§ **Brief**: All of the data below must be repeated exactly.

§ **Dataset entries**:
########

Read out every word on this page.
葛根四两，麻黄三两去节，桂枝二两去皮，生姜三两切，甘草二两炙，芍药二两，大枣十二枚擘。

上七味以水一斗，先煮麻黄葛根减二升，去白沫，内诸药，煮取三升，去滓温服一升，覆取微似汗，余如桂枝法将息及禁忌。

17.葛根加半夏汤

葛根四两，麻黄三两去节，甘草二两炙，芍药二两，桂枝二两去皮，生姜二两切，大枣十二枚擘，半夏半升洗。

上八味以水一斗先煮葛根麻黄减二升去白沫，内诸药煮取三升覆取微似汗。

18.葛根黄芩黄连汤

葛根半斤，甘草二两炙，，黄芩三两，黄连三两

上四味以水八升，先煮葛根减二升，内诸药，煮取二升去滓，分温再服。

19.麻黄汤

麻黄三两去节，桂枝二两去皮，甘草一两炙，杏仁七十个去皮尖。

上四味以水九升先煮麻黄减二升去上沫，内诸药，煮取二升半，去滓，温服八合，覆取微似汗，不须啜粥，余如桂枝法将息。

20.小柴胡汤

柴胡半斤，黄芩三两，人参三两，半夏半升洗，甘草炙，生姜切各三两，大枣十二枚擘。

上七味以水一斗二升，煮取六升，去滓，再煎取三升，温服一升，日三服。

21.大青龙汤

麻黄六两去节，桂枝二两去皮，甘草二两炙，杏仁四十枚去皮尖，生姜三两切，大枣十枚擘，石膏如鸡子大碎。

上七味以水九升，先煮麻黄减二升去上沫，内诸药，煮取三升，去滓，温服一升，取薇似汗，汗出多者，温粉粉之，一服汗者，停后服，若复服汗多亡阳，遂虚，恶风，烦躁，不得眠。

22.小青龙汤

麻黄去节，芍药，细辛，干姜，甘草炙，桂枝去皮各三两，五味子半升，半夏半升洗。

########

§ **Solution below**:
Read out every word on this page.
葛根四两，麻黄三两去节，桂枝二两去皮，生姜三两切，甘草二两炙，芍药二两，大枣十二枚擘。

上七味以水一斗，先煮麻黄葛根减二升，去白沫，内诸药，煮取三升，去滓温服一升，覆取微似汗，余如桂枝法将息及禁忌。

17.葛根加半夏汤

葛根四两，麻黄三两去节，甘草二两炙，芍药二两，桂枝二两去皮，生姜二两切，大枣十二枚擘，半夏半升洗。

上八味以水一斗先煮葛根麻黄减二升去白沫，内诸药煮取三升覆取微似汗。

18.葛根黄芩黄连汤

葛根半斤，甘草二两炙，，黄芩三两，黄连三两

上四味以水八升，先煮葛根减二升，内诸药，煮取二升去滓，分温再服。

19.麻黄汤

麻黄三两去节，桂枝二两去皮，甘草一两炙，杏仁七十个去皮尖。

上四味以水九升先煮麻黄减二升去上沫，内诸药，煮取二升半，去滓，温服八合，覆取微似汗，不须啜粥，余如桂枝法将息。

20.小柴胡汤

柴胡半斤，黄芩三两，人参三两，半夏半升洗，甘草炙，生姜切各三两，大枣十二枚擘。

上七味以水一斗二升，煮取六升，去滓，再煎取三升，温服一升，日三服。

21.大青龙汤

麻黄六两去节，桂枝二两去皮，甘草二两炙，杏仁四十枚去皮尖，生姜三两切，大枣十枚擘，石膏如鸡子大碎。

上七味以水九升，先煮麻黄减二升去上沫，内诸药，煮取三升，去滓，温服一升，取薇似汗，汗出多者，温粉粉之，一服汗者，停后服，若复服汗多亡阳，遂虚，恶风，烦躁，不得眠。

22.小青龙汤

麻黄去节，芍药，细辛，干姜，甘草炙，桂枝去皮各三两，五味子半升，半夏半升洗。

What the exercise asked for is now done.